Records shown

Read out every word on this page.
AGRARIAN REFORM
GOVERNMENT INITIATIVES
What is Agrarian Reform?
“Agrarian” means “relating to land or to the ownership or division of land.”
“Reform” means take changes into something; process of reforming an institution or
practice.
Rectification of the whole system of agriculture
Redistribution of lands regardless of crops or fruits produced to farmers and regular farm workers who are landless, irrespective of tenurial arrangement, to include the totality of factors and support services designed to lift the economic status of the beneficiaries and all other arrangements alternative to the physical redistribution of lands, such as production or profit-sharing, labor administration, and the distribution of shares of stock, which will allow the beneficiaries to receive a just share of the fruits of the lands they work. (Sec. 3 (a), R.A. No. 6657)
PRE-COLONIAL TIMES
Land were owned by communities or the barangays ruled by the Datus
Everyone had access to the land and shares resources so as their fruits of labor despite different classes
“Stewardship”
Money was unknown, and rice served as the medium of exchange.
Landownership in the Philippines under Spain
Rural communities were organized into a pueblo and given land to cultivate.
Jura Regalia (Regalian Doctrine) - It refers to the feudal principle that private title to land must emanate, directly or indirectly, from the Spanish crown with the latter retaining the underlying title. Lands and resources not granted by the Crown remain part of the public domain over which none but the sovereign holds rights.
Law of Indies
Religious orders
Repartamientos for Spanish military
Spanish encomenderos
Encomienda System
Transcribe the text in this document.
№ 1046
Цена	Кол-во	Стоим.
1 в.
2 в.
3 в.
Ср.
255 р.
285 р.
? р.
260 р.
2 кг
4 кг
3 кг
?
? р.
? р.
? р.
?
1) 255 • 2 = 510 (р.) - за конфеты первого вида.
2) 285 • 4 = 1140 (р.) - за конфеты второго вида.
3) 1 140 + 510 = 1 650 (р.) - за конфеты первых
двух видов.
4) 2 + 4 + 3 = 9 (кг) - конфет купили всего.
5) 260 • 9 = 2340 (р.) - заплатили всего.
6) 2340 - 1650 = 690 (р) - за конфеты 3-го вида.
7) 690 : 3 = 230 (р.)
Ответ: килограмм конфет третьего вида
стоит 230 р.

Short task
Restate the data above word for word.

Worked solution
Read out every word on this page.
AGRARIAN REFORM
GOVERNMENT INITIATIVES
What is Agrarian Reform?
“Agrarian” means “relating to land or to the ownership or division of land.”
“Reform” means take changes into something; process of reforming an institution or
practice.
Rectification of the whole system of agriculture
Redistribution of lands regardless of crops or fruits produced to farmers and regular farm workers who are landless, irrespective of tenurial arrangement, to include the totality of factors and support services designed to lift the economic status of the beneficiaries and all other arrangements alternative to the physical redistribution of lands, such as production or profit-sharing, labor administration, and the distribution of shares of stock, which will allow the beneficiaries to receive a just share of the fruits of the lands they work. (Sec. 3 (a), R.A. No. 6657)
PRE-COLONIAL TIMES
Land were owned by communities or the barangays ruled by the Datus
Everyone had access to the land and shares resources so as their fruits of labor despite different classes
“Stewardship”
Money was unknown, and rice served as the medium of exchange.
Landownership in the Philippines under Spain
Rural communities were organized into a pueblo and given land to cultivate.
Jura Regalia (Regalian Doctrine) - It refers to the feudal principle that private title to land must emanate, directly or indirectly, from the Spanish crown with the latter retaining the underlying title. Lands and resources not granted by the Crown remain part of the public domain over which none but the sovereign holds rights.
Law of Indies
Religious orders
Repartamientos for Spanish military
Spanish encomenderos
Encomienda System
Transcribe the text in this document.
№ 1046
Цена	Кол-во	Стоим.
1 в.
2 в.
3 в.
Ср.
255 р.
285 р.
? р.
260 р.
2 кг
4 кг
3 кг
?
? р.
? р.
? р.
?
1) 255 • 2 = 510 (р.) - за конфеты первого вида.
2) 285 • 4 = 1140 (р.) - за конфеты второго вида.
3) 1 140 + 510 = 1 650 (р.) - за конфеты первых
двух видов.
4) 2 + 4 + 3 = 9 (кг) - конфет купили всего.
5) 260 • 9 = 2340 (р.) - заплатили всего.
6) 2340 - 1650 = 690 (р) - за конфеты 3-го вида.
7) 690 : 3 = 230 (р.)
Ответ: килограмм конфет третьего вида
стоит 230 р.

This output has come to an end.